On Tue, Feb 23, 2021 at 3:07 PM Jason Gunthorpe <jgg@ziepe.ca> wrote:
>
> On Tue, Feb 23, 2021 at 02:48:20PM -0800, Dan Williams wrote:
> > On Tue, Feb 23, 2021 at 10:54 AM Jason Gunthorpe <jgg@ziepe.ca> wrote:
> > >
> > > On Tue, Feb 23, 2021 at 08:44:52AM -0800, Dan Williams wrote:
> > >
> > > > > The downside would be one extra lookup in dev_pagemap tree
> > > > > for other pgmap->types (P2P, FSDAX, PRIVATE). But just one
> > > > > per gup-fast() call.
> > > >
> > > > I'd guess a dev_pagemap lookup is faster than a get_user_pages slow
> > > > path. It should be measurable that this change is at least as fast or
> > > > faster than falling back to the slow path, but it would be good to
> > > > measure.
> > >
> > > What is the dev_pagemap thing doing in gup fast anyhow?
> > >
> > > I've been wondering for a while..
> >
> > It's there to synchronize against dax-device removal. The device will
> > suspend removal awaiting all page references to be dropped, but
> > gup-fast could be racing device removal. So gup-fast checks for
> > pte_devmap() to grab a live reference to the device before assuming it
> > can pin a page.

***

Challenges
#1 Name every pgmap->type listed in parentheses in the mailing-list thread on gup-fast.
#2 Proceed with the mailing-list thread on gup-fast, picking up right after its last sentence.

Stored data
***

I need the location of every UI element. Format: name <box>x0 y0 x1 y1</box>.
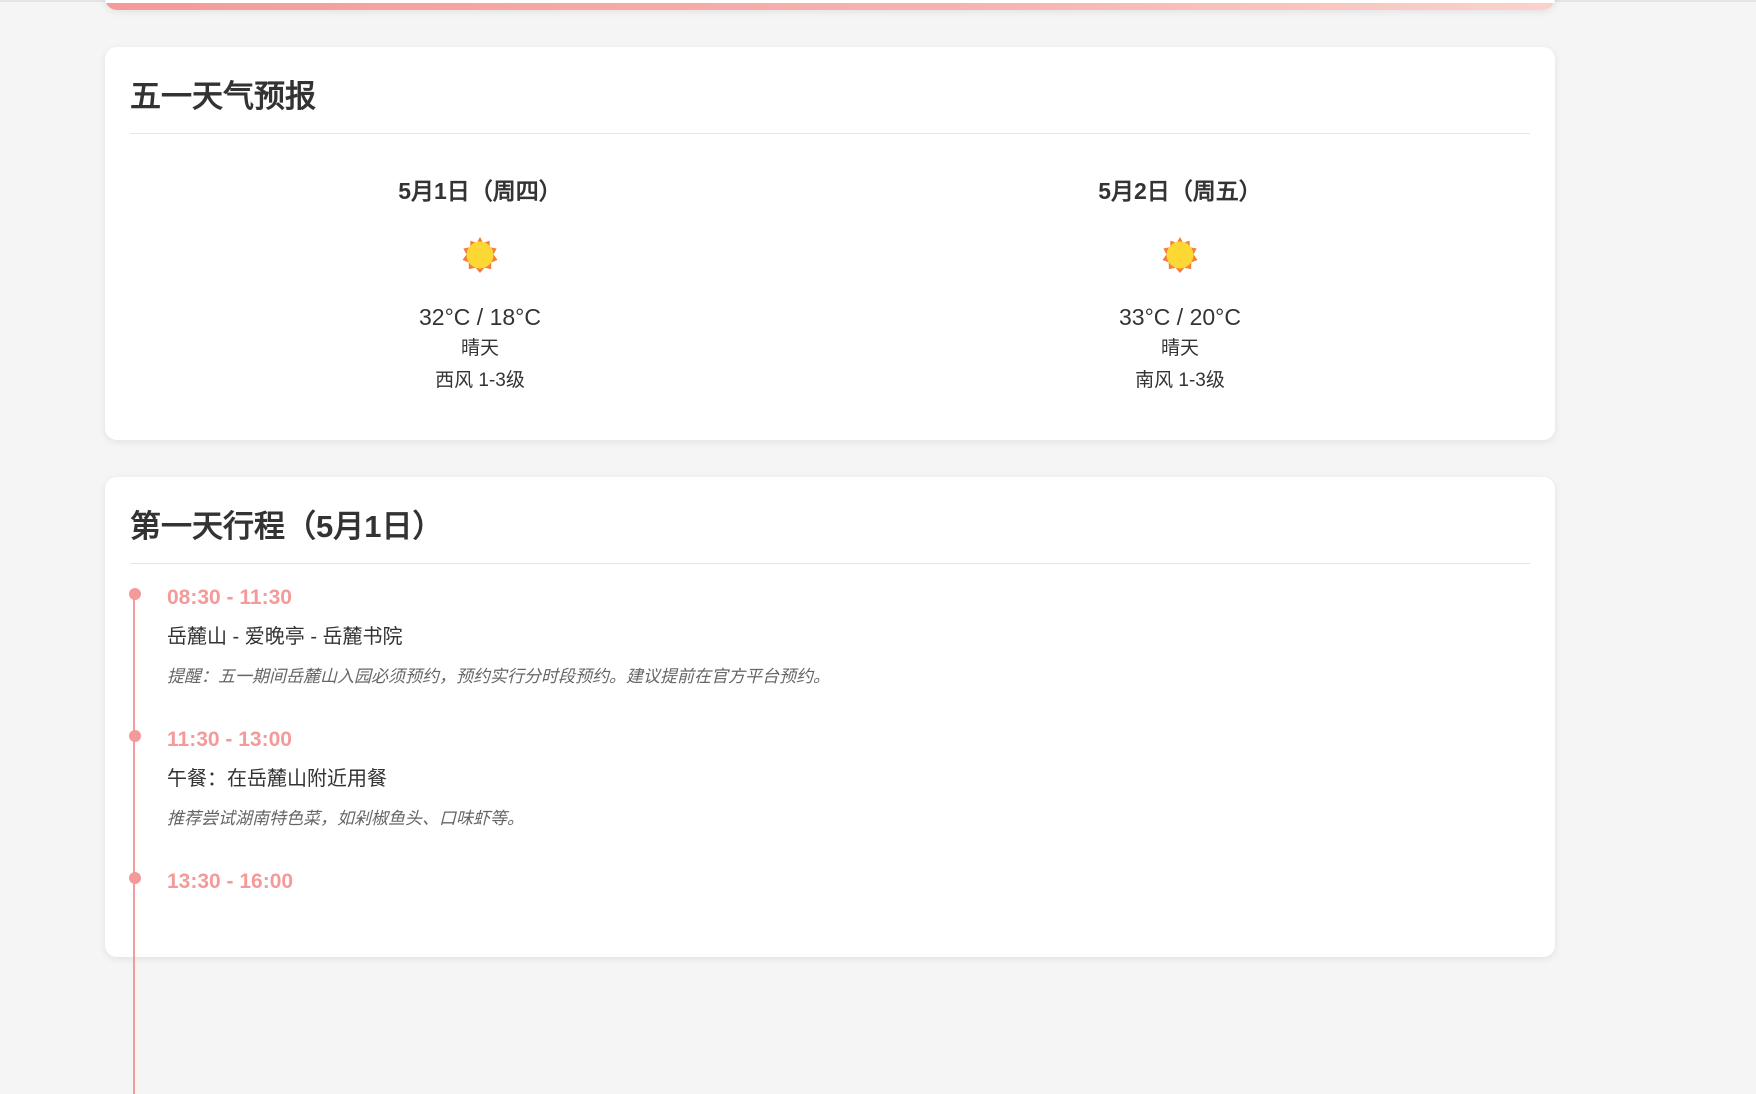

***

Answers given
#1 P2P, FSDAX, PRIVATE

#2
>
> From the perspective of CPU A it can't tell if CPU B is doing a HW
> page table walk or a GUP fast when it invalidates a page table. The
> design of gup-fast is supposed to be the same as the design of a HW
> page table walk, and the tlb invalidate CPU A does when removing a
> page from a page table is supposed to serialize against both a HW page
> table walk and gup-fast.
>
> Given that the HW page table walker does not do dev_pagemap stuff, why
> does gup-fast?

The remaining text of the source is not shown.